═══ INPUT MATERIAL

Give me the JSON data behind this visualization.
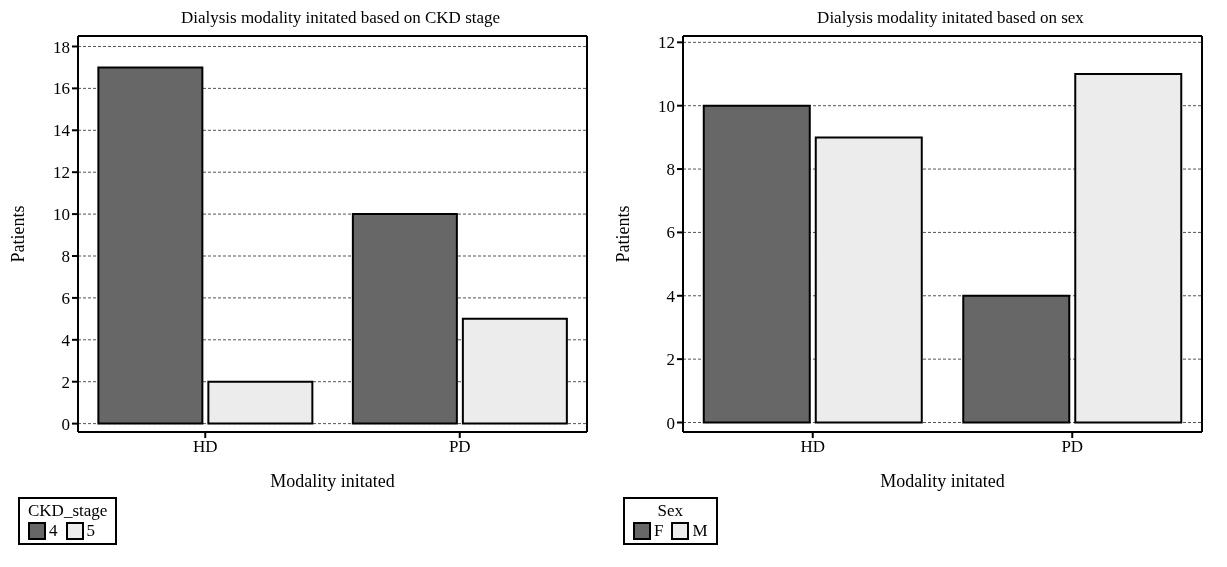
{
  "chart_data": [
    {
      "type": "bar",
      "title": "Dialysis modality initated based on CKD stage",
      "xlabel": "Modality initated",
      "ylabel": "Patients",
      "legend_title": "CKD_stage",
      "categories": [
        "HD",
        "PD"
      ],
      "series": [
        {
          "name": "4",
          "color": "#676767",
          "values": [
            17,
            10
          ]
        },
        {
          "name": "5",
          "color": "#ececec",
          "values": [
            2,
            5
          ]
        }
      ],
      "ylim": [
        -0.4,
        18.5
      ],
      "yticks": [
        0,
        2,
        4,
        6,
        8,
        10,
        12,
        14,
        16,
        18
      ],
      "grid": "y",
      "legend": "bottom"
    },
    {
      "type": "bar",
      "title": "Dialysis modality initated based on sex",
      "xlabel": "Modality initated",
      "ylabel": "Patients",
      "legend_title": "Sex",
      "categories": [
        "HD",
        "PD"
      ],
      "series": [
        {
          "name": "F",
          "color": "#676767",
          "values": [
            10,
            4
          ]
        },
        {
          "name": "M",
          "color": "#ececec",
          "values": [
            9,
            11
          ]
        }
      ],
      "ylim": [
        -0.3,
        12.2
      ],
      "yticks": [
        0,
        2,
        4,
        6,
        8,
        10,
        12
      ],
      "grid": "y",
      "legend": "bottom"
    }
  ]
}
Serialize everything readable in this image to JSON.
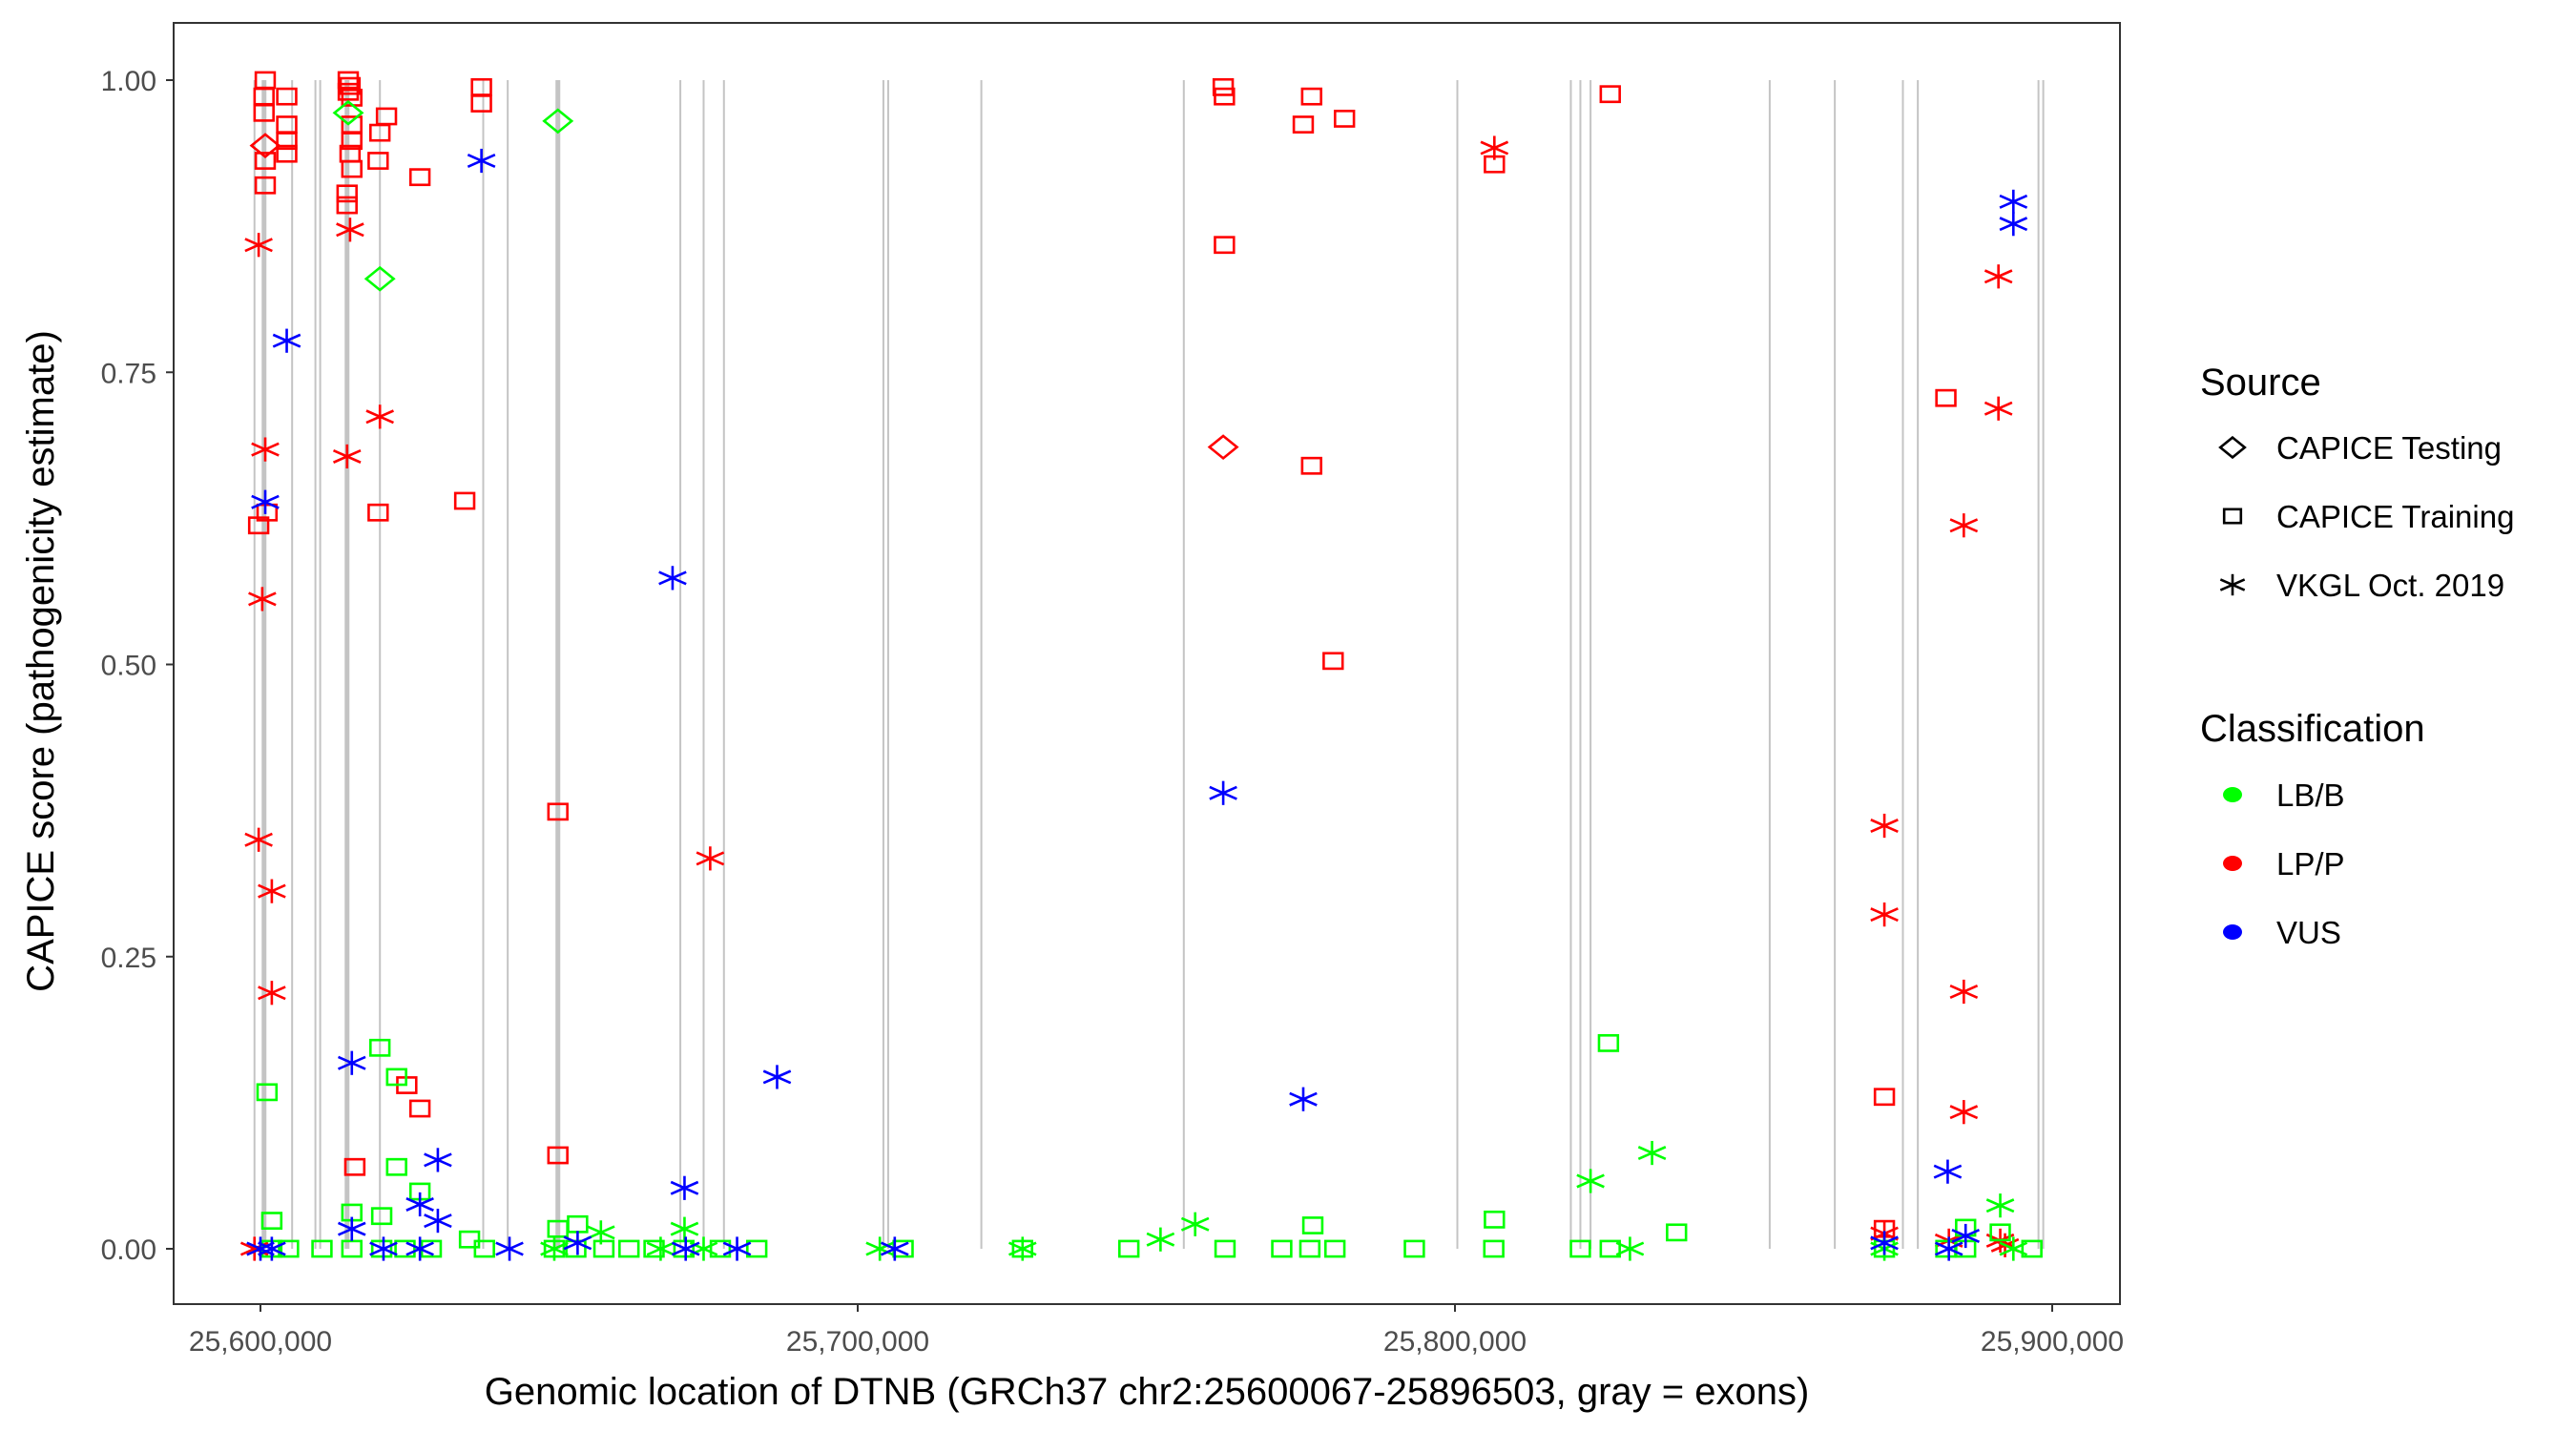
{
  "chart_data": {
    "type": "scatter",
    "xlabel": "Genomic location of DTNB (GRCh37 chr2:25600067-25896503, gray = exons)",
    "ylabel": "CAPICE score (pathogenicity estimate)",
    "xlim": [
      25585000,
      25910000
    ],
    "ylim": [
      -0.05,
      1.05
    ],
    "x_ticks": [
      25600000,
      25700000,
      25800000,
      25900000
    ],
    "x_tick_labels": [
      "25,600,000",
      "25,700,000",
      "25,800,000",
      "25,900,000"
    ],
    "y_ticks": [
      0,
      0.25,
      0.5,
      0.75,
      1.0
    ],
    "y_tick_labels": [
      "0.00",
      "0.25",
      "0.50",
      "0.75",
      "1.00"
    ],
    "grid": false,
    "exons": [
      25599000,
      25600600,
      25605300,
      25609200,
      25610000,
      25614500,
      25620000,
      25637300,
      25641400,
      25649800,
      25670300,
      25674200,
      25677600,
      25704300,
      25705100,
      25720700,
      25754600,
      25800400,
      25819400,
      25821000,
      25822700,
      25852700,
      25863600,
      25875000,
      25877500,
      25897700,
      25898500
    ],
    "thick_exons": [
      25600600,
      25649800,
      25614500
    ],
    "legend": {
      "placement": "right",
      "source_title": "Source",
      "source_items": [
        {
          "key": "testing",
          "label": "CAPICE Testing",
          "icon": "diamond"
        },
        {
          "key": "training",
          "label": "CAPICE Training",
          "icon": "square"
        },
        {
          "key": "vkgl",
          "label": "VKGL Oct. 2019",
          "icon": "asterisk"
        }
      ],
      "class_title": "Classification",
      "class_items": [
        {
          "key": "LB/B",
          "label": "LB/B",
          "color": "#00ff00"
        },
        {
          "key": "LP/P",
          "label": "LP/P",
          "color": "#ff0000"
        },
        {
          "key": "VUS",
          "label": "VUS",
          "color": "#0000ff"
        }
      ]
    },
    "points": [
      [
        25600800,
        1.0,
        "training",
        "LP/P"
      ],
      [
        25600600,
        0.986,
        "training",
        "LP/P"
      ],
      [
        25600600,
        0.972,
        "training",
        "LP/P"
      ],
      [
        25600800,
        0.931,
        "training",
        "LP/P"
      ],
      [
        25600800,
        0.91,
        "training",
        "LP/P"
      ],
      [
        25604400,
        0.986,
        "training",
        "LP/P"
      ],
      [
        25604400,
        0.962,
        "training",
        "LP/P"
      ],
      [
        25604400,
        0.948,
        "training",
        "LP/P"
      ],
      [
        25604400,
        0.937,
        "training",
        "LP/P"
      ],
      [
        25599700,
        0.619,
        "training",
        "LP/P"
      ],
      [
        25601100,
        0.63,
        "training",
        "LP/P"
      ],
      [
        25614700,
        1.0,
        "training",
        "LP/P"
      ],
      [
        25615000,
        0.995,
        "training",
        "LP/P"
      ],
      [
        25614700,
        0.99,
        "training",
        "LP/P"
      ],
      [
        25615300,
        0.985,
        "training",
        "LP/P"
      ],
      [
        25615300,
        0.962,
        "training",
        "LP/P"
      ],
      [
        25615300,
        0.948,
        "training",
        "LP/P"
      ],
      [
        25615000,
        0.937,
        "training",
        "LP/P"
      ],
      [
        25614500,
        0.903,
        "training",
        "LP/P"
      ],
      [
        25614500,
        0.893,
        "training",
        "LP/P"
      ],
      [
        25615300,
        0.924,
        "training",
        "LP/P"
      ],
      [
        25620000,
        0.955,
        "training",
        "LP/P"
      ],
      [
        25621100,
        0.969,
        "training",
        "LP/P"
      ],
      [
        25619700,
        0.931,
        "training",
        "LP/P"
      ],
      [
        25626700,
        0.917,
        "training",
        "LP/P"
      ],
      [
        25619700,
        0.63,
        "training",
        "LP/P"
      ],
      [
        25634200,
        0.64,
        "training",
        "LP/P"
      ],
      [
        25637000,
        0.994,
        "training",
        "LP/P"
      ],
      [
        25637000,
        0.98,
        "training",
        "LP/P"
      ],
      [
        25649800,
        0.374,
        "training",
        "LP/P"
      ],
      [
        25649800,
        0.08,
        "training",
        "LP/P"
      ],
      [
        25615800,
        0.07,
        "training",
        "LP/P"
      ],
      [
        25624500,
        0.14,
        "training",
        "LP/P"
      ],
      [
        25626700,
        0.12,
        "training",
        "LP/P"
      ],
      [
        25761200,
        0.994,
        "training",
        "LP/P"
      ],
      [
        25761400,
        0.986,
        "training",
        "LP/P"
      ],
      [
        25761400,
        0.859,
        "training",
        "LP/P"
      ],
      [
        25776000,
        0.986,
        "training",
        "LP/P"
      ],
      [
        25774600,
        0.962,
        "training",
        "LP/P"
      ],
      [
        25781500,
        0.967,
        "training",
        "LP/P"
      ],
      [
        25776000,
        0.67,
        "training",
        "LP/P"
      ],
      [
        25779600,
        0.503,
        "training",
        "LP/P"
      ],
      [
        25806600,
        0.928,
        "training",
        "LP/P"
      ],
      [
        25826000,
        0.988,
        "training",
        "LP/P"
      ],
      [
        25882200,
        0.728,
        "training",
        "LP/P"
      ],
      [
        25871900,
        0.13,
        "training",
        "LP/P"
      ],
      [
        25871900,
        0.017,
        "training",
        "LP/P"
      ],
      [
        25600800,
        0.944,
        "testing",
        "LP/P"
      ],
      [
        25761200,
        0.686,
        "testing",
        "LP/P"
      ],
      [
        25599700,
        0.859,
        "vkgl",
        "LP/P"
      ],
      [
        25600300,
        0.556,
        "vkgl",
        "LP/P"
      ],
      [
        25599700,
        0.35,
        "vkgl",
        "LP/P"
      ],
      [
        25600800,
        0.684,
        "vkgl",
        "LP/P"
      ],
      [
        25601900,
        0.306,
        "vkgl",
        "LP/P"
      ],
      [
        25601900,
        0.219,
        "vkgl",
        "LP/P"
      ],
      [
        25615000,
        0.872,
        "vkgl",
        "LP/P"
      ],
      [
        25614500,
        0.678,
        "vkgl",
        "LP/P"
      ],
      [
        25620000,
        0.712,
        "vkgl",
        "LP/P"
      ],
      [
        25675300,
        0.334,
        "vkgl",
        "LP/P"
      ],
      [
        25806600,
        0.942,
        "vkgl",
        "LP/P"
      ],
      [
        25871900,
        0.362,
        "vkgl",
        "LP/P"
      ],
      [
        25871900,
        0.286,
        "vkgl",
        "LP/P"
      ],
      [
        25891000,
        0.832,
        "vkgl",
        "LP/P"
      ],
      [
        25891000,
        0.719,
        "vkgl",
        "LP/P"
      ],
      [
        25885200,
        0.619,
        "vkgl",
        "LP/P"
      ],
      [
        25885200,
        0.22,
        "vkgl",
        "LP/P"
      ],
      [
        25885200,
        0.117,
        "vkgl",
        "LP/P"
      ],
      [
        25871900,
        0.013,
        "vkgl",
        "LP/P"
      ],
      [
        25882700,
        0.007,
        "vkgl",
        "LP/P"
      ],
      [
        25891300,
        0.007,
        "vkgl",
        "LP/P"
      ],
      [
        25892100,
        0.003,
        "vkgl",
        "LP/P"
      ],
      [
        25599000,
        0.0,
        "vkgl",
        "LP/P"
      ],
      [
        25614700,
        0.972,
        "testing",
        "LB/B"
      ],
      [
        25620000,
        0.83,
        "testing",
        "LB/B"
      ],
      [
        25649800,
        0.965,
        "testing",
        "LB/B"
      ],
      [
        25601100,
        0.134,
        "training",
        "LB/B"
      ],
      [
        25620000,
        0.172,
        "training",
        "LB/B"
      ],
      [
        25622800,
        0.147,
        "training",
        "LB/B"
      ],
      [
        25622800,
        0.07,
        "training",
        "LB/B"
      ],
      [
        25626700,
        0.049,
        "training",
        "LB/B"
      ],
      [
        25601900,
        0.024,
        "training",
        "LB/B"
      ],
      [
        25615300,
        0.031,
        "training",
        "LB/B"
      ],
      [
        25620300,
        0.028,
        "training",
        "LB/B"
      ],
      [
        25635000,
        0.008,
        "training",
        "LB/B"
      ],
      [
        25649800,
        0.017,
        "training",
        "LB/B"
      ],
      [
        25653100,
        0.021,
        "training",
        "LB/B"
      ],
      [
        25825700,
        0.176,
        "training",
        "LB/B"
      ],
      [
        25806600,
        0.025,
        "training",
        "LB/B"
      ],
      [
        25776200,
        0.02,
        "training",
        "LB/B"
      ],
      [
        25837100,
        0.014,
        "training",
        "LB/B"
      ],
      [
        25885500,
        0.018,
        "training",
        "LB/B"
      ],
      [
        25891300,
        0.014,
        "training",
        "LB/B"
      ],
      [
        25601900,
        0.0,
        "training",
        "LB/B"
      ],
      [
        25604700,
        0.0,
        "training",
        "LB/B"
      ],
      [
        25610300,
        0.0,
        "training",
        "LB/B"
      ],
      [
        25615300,
        0.0,
        "training",
        "LB/B"
      ],
      [
        25620300,
        0.0,
        "training",
        "LB/B"
      ],
      [
        25624200,
        0.0,
        "training",
        "LB/B"
      ],
      [
        25628600,
        0.0,
        "training",
        "LB/B"
      ],
      [
        25637500,
        0.0,
        "training",
        "LB/B"
      ],
      [
        25649200,
        0.0,
        "training",
        "LB/B"
      ],
      [
        25652800,
        0.0,
        "training",
        "LB/B"
      ],
      [
        25657500,
        0.0,
        "training",
        "LB/B"
      ],
      [
        25661700,
        0.0,
        "training",
        "LB/B"
      ],
      [
        25665900,
        0.0,
        "training",
        "LB/B"
      ],
      [
        25670900,
        0.0,
        "training",
        "LB/B"
      ],
      [
        25677000,
        0.0,
        "training",
        "LB/B"
      ],
      [
        25683100,
        0.0,
        "training",
        "LB/B"
      ],
      [
        25707600,
        0.0,
        "training",
        "LB/B"
      ],
      [
        25727600,
        0.0,
        "training",
        "LB/B"
      ],
      [
        25745400,
        0.0,
        "training",
        "LB/B"
      ],
      [
        25761500,
        0.0,
        "training",
        "LB/B"
      ],
      [
        25771000,
        0.0,
        "training",
        "LB/B"
      ],
      [
        25775700,
        0.0,
        "training",
        "LB/B"
      ],
      [
        25779900,
        0.0,
        "training",
        "LB/B"
      ],
      [
        25793200,
        0.0,
        "training",
        "LB/B"
      ],
      [
        25806500,
        0.0,
        "training",
        "LB/B"
      ],
      [
        25821000,
        0.0,
        "training",
        "LB/B"
      ],
      [
        25826000,
        0.0,
        "training",
        "LB/B"
      ],
      [
        25871900,
        0.0,
        "training",
        "LB/B"
      ],
      [
        25882200,
        0.0,
        "training",
        "LB/B"
      ],
      [
        25885500,
        0.0,
        "training",
        "LB/B"
      ],
      [
        25896600,
        0.0,
        "training",
        "LB/B"
      ],
      [
        25822700,
        0.058,
        "vkgl",
        "LB/B"
      ],
      [
        25833000,
        0.082,
        "vkgl",
        "LB/B"
      ],
      [
        25756500,
        0.021,
        "vkgl",
        "LB/B"
      ],
      [
        25750700,
        0.008,
        "vkgl",
        "LB/B"
      ],
      [
        25891300,
        0.037,
        "vkgl",
        "LB/B"
      ],
      [
        25657000,
        0.014,
        "vkgl",
        "LB/B"
      ],
      [
        25671000,
        0.017,
        "vkgl",
        "LB/B"
      ],
      [
        25703700,
        0.0,
        "vkgl",
        "LB/B"
      ],
      [
        25727600,
        0.0,
        "vkgl",
        "LB/B"
      ],
      [
        25829300,
        0.0,
        "vkgl",
        "LB/B"
      ],
      [
        25649200,
        0.0,
        "vkgl",
        "LB/B"
      ],
      [
        25667000,
        0.0,
        "vkgl",
        "LB/B"
      ],
      [
        25674200,
        0.0,
        "vkgl",
        "LB/B"
      ],
      [
        25871900,
        0.0,
        "vkgl",
        "LB/B"
      ],
      [
        25893500,
        0.0,
        "vkgl",
        "LB/B"
      ],
      [
        25604400,
        0.777,
        "vkgl",
        "VUS"
      ],
      [
        25600800,
        0.639,
        "vkgl",
        "VUS"
      ],
      [
        25637000,
        0.931,
        "vkgl",
        "VUS"
      ],
      [
        25669000,
        0.574,
        "vkgl",
        "VUS"
      ],
      [
        25686500,
        0.147,
        "vkgl",
        "VUS"
      ],
      [
        25671000,
        0.052,
        "vkgl",
        "VUS"
      ],
      [
        25761200,
        0.39,
        "vkgl",
        "VUS"
      ],
      [
        25774600,
        0.128,
        "vkgl",
        "VUS"
      ],
      [
        25615300,
        0.159,
        "vkgl",
        "VUS"
      ],
      [
        25629700,
        0.076,
        "vkgl",
        "VUS"
      ],
      [
        25626700,
        0.038,
        "vkgl",
        "VUS"
      ],
      [
        25629700,
        0.024,
        "vkgl",
        "VUS"
      ],
      [
        25615300,
        0.017,
        "vkgl",
        "VUS"
      ],
      [
        25893500,
        0.896,
        "vkgl",
        "VUS"
      ],
      [
        25893500,
        0.877,
        "vkgl",
        "VUS"
      ],
      [
        25882500,
        0.066,
        "vkgl",
        "VUS"
      ],
      [
        25885500,
        0.011,
        "vkgl",
        "VUS"
      ],
      [
        25600000,
        0.0,
        "vkgl",
        "VUS"
      ],
      [
        25601900,
        0.0,
        "vkgl",
        "VUS"
      ],
      [
        25620600,
        0.0,
        "vkgl",
        "VUS"
      ],
      [
        25626700,
        0.0,
        "vkgl",
        "VUS"
      ],
      [
        25641700,
        0.0,
        "vkgl",
        "VUS"
      ],
      [
        25653100,
        0.005,
        "vkgl",
        "VUS"
      ],
      [
        25671200,
        0.0,
        "vkgl",
        "VUS"
      ],
      [
        25679800,
        0.0,
        "vkgl",
        "VUS"
      ],
      [
        25706200,
        0.0,
        "vkgl",
        "VUS"
      ],
      [
        25871900,
        0.005,
        "vkgl",
        "VUS"
      ],
      [
        25882700,
        0.0,
        "vkgl",
        "VUS"
      ]
    ]
  }
}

══════

What is the number of lines in the records that contain the string "initated"? Give only that number.

4